- READING TEXT:

· · ·

One of my first supervisors suggested we start each morning with “piddle time.” What is “piddle time”? It’s a few minutes at the beginning of the lesson where children can chat and settle down. One teacher said she left the mute button off at first because the children were so excited just to see their friends and talk.

Note! I think whether you turn the “mute” on or off will depend on the size of your group and the chatter you are comfortable with.


Use a song to capture their attention. I love this one that Elizabeth Hofmaster shared with me several years ago. It goes to the tune of “If You’re Happy and You Know It.”

If you know your teacher loves you blow her a kiss.
If you know your teacher loves you blow her a kiss.
If you know your teacher loves you and she would really likes to hug you...
If you know your teacher loves you blow her a kiss.

Here’s another attention grabber that I’ve used for years. It goes to the tune of “Skip to My Lou.”

I like you, there’s no doubt about it. (Point to self and then a friend.)
I like you, there’s no doubt about it.
I like you, there’s no doubt about it.
You are my good friend. (Point to friend and then self.)

You like me, there’s no doubt about it. (Point to a friend and then self.)

· · ·

- LISTED ENTRIES:
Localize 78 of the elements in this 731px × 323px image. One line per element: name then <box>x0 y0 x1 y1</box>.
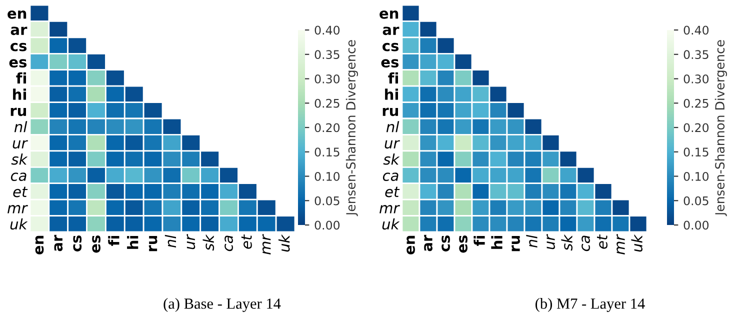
y-tick-label: nl <box>14 121 28 132</box>
y-tick-label: hi <box>13 88 26 100</box>
y-tick-label: cs <box>10 42 27 52</box>
y-tick-label: ca <box>382 172 398 181</box>
color-bar-label: 0.00 <box>684 220 709 230</box>
x-tick-label: en <box>35 236 44 254</box>
x-tick-label: cs <box>73 235 82 252</box>
x-tick-label: ca <box>224 236 233 252</box>
x-tick-label: ar <box>424 234 432 252</box>
color-bar-label: 0.35 <box>314 50 340 60</box>
x-tick-label: mr <box>616 234 625 254</box>
color-bar-label: 0.05 <box>314 196 340 206</box>
y-tick-label: mr <box>380 205 400 214</box>
y-tick-label: fi <box>16 72 26 84</box>
y-tick-label: ru <box>10 108 26 116</box>
y-tick-label: sk <box>11 153 28 165</box>
x-tick-label: uk <box>278 234 290 252</box>
y-tick-label: cs <box>382 42 399 52</box>
text: (a) Base - Layer 14 <box>164 298 281 312</box>
color-bar-label: 0.20 <box>684 123 709 132</box>
color-bar-label: 0.10 <box>684 172 709 181</box>
y-tick-label: et <box>13 186 28 198</box>
x-tick-label: cs <box>442 235 450 252</box>
x-tick-label: sk <box>202 234 214 251</box>
y-tick-label: hi <box>385 88 398 100</box>
y-tick-label: en <box>380 10 398 19</box>
color-bar-title: Jensen-Shannon Divergence <box>346 40 358 216</box>
x-tick-label: ca <box>582 236 590 252</box>
y-tick-label: ru <box>382 108 398 116</box>
color-bar-label: 0.20 <box>314 123 340 132</box>
x-tick-label: hi <box>127 236 138 249</box>
color-bar-label: 0.30 <box>684 74 709 84</box>
y-tick-label: es <box>9 59 27 68</box>
y-tick-label: ar <box>382 26 400 36</box>
color-bar-label: 0.00 <box>314 220 340 230</box>
color-bar-label: 0.15 <box>684 148 708 157</box>
x-tick-label: nl <box>164 234 176 248</box>
x-tick-label: ur <box>186 234 196 250</box>
color-bar-label: 0.30 <box>314 74 340 84</box>
y-tick-label: ar <box>10 26 28 36</box>
text: (b) M7 - Layer 14 <box>536 298 645 312</box>
x-tick-label: ar <box>54 234 63 252</box>
x-tick-label: en <box>406 236 415 254</box>
y-tick-label: ur <box>12 140 28 149</box>
x-tick-label: es <box>459 235 468 253</box>
x-tick-label: es <box>92 235 100 253</box>
x-tick-label: fi <box>108 236 120 246</box>
color-bar-label: 0.25 <box>314 98 340 108</box>
y-tick-label: en <box>8 10 26 19</box>
x-tick-label: mr <box>262 234 271 254</box>
x-tick-label: sk <box>561 234 572 251</box>
x-tick-label: et <box>241 234 252 249</box>
y-tick-label: ca <box>10 172 26 181</box>
y-tick-label: uk <box>10 218 28 230</box>
color-bar-label: 0.35 <box>684 50 708 60</box>
y-tick-label: nl <box>386 121 400 132</box>
color-bar-label: 0.40 <box>684 26 709 35</box>
color-bar-label: 0.10 <box>314 172 340 181</box>
y-tick-label: fi <box>388 72 398 84</box>
x-tick-label: et <box>597 234 608 249</box>
x-tick-label: ru <box>512 236 520 252</box>
color-bar-label: 0.40 <box>314 26 340 35</box>
y-tick-label: es <box>381 59 399 68</box>
color-bar-label: 0.25 <box>684 98 708 108</box>
x-tick-label: ru <box>148 236 158 252</box>
y-tick-label: sk <box>383 153 400 165</box>
color-bar-title: Jensen-Shannon Divergence <box>714 40 727 216</box>
color-bar-label: 0.15 <box>314 148 340 157</box>
x-tick-label: nl <box>526 234 538 248</box>
y-tick-label: mr <box>8 205 28 214</box>
x-tick-label: hi <box>491 236 502 249</box>
y-tick-label: ur <box>384 140 400 149</box>
color-bar-label: 0.05 <box>684 196 708 206</box>
x-tick-label: ur <box>546 234 555 250</box>
x-tick-label: fi <box>474 236 485 246</box>
y-tick-label: uk <box>382 218 400 230</box>
y-tick-label: et <box>385 186 400 198</box>
x-tick-label: uk <box>631 234 642 252</box>
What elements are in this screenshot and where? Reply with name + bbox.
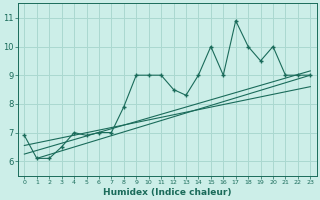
X-axis label: Humidex (Indice chaleur): Humidex (Indice chaleur) [103, 188, 232, 197]
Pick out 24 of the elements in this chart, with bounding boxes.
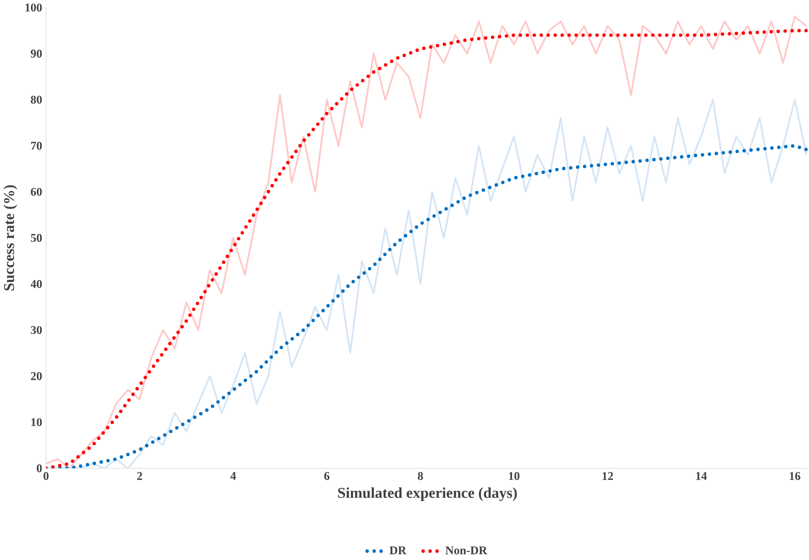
y-tick-label: 0: [36, 464, 42, 472]
y-tick-label: 20: [30, 372, 42, 380]
y-tick-label: 30: [30, 326, 42, 334]
x-tick-label: 16: [790, 472, 800, 480]
y-tick-label: 60: [30, 188, 42, 196]
x-axis-title: Simulated experience (days): [338, 487, 517, 501]
x-tick-label: 4: [230, 472, 236, 480]
legend-label: Non-DR: [446, 546, 488, 554]
y-axis-title: Success rate (%): [4, 185, 18, 290]
y-tick-label: 50: [30, 234, 42, 242]
x-tick-label: 10: [509, 472, 520, 480]
x-tick-label: 0: [44, 472, 49, 480]
y-tick-label: 100: [25, 4, 42, 12]
y-tick-label: 70: [31, 142, 42, 150]
y-tick-label: 10: [31, 418, 42, 426]
legend-label: DR: [390, 546, 406, 554]
y-tick-label: 90: [30, 50, 42, 58]
x-tick-label: 12: [602, 472, 613, 480]
x-tick-label: 2: [137, 472, 142, 480]
x-tick-label: 8: [418, 472, 423, 480]
x-tick-label: 6: [324, 472, 330, 480]
y-tick-label: 80: [30, 96, 42, 104]
y-tick-label: 40: [30, 280, 42, 288]
x-tick-label: 14: [696, 472, 707, 480]
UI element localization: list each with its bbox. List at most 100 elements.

· · ·

- GIVEN INSTRUCTION: In the text about starting lessons with children, what tune does the song beginning "I like you, there's no doubt about it" use?

- TASK SOLUTION: It uses the tune of "Skip to My Lou."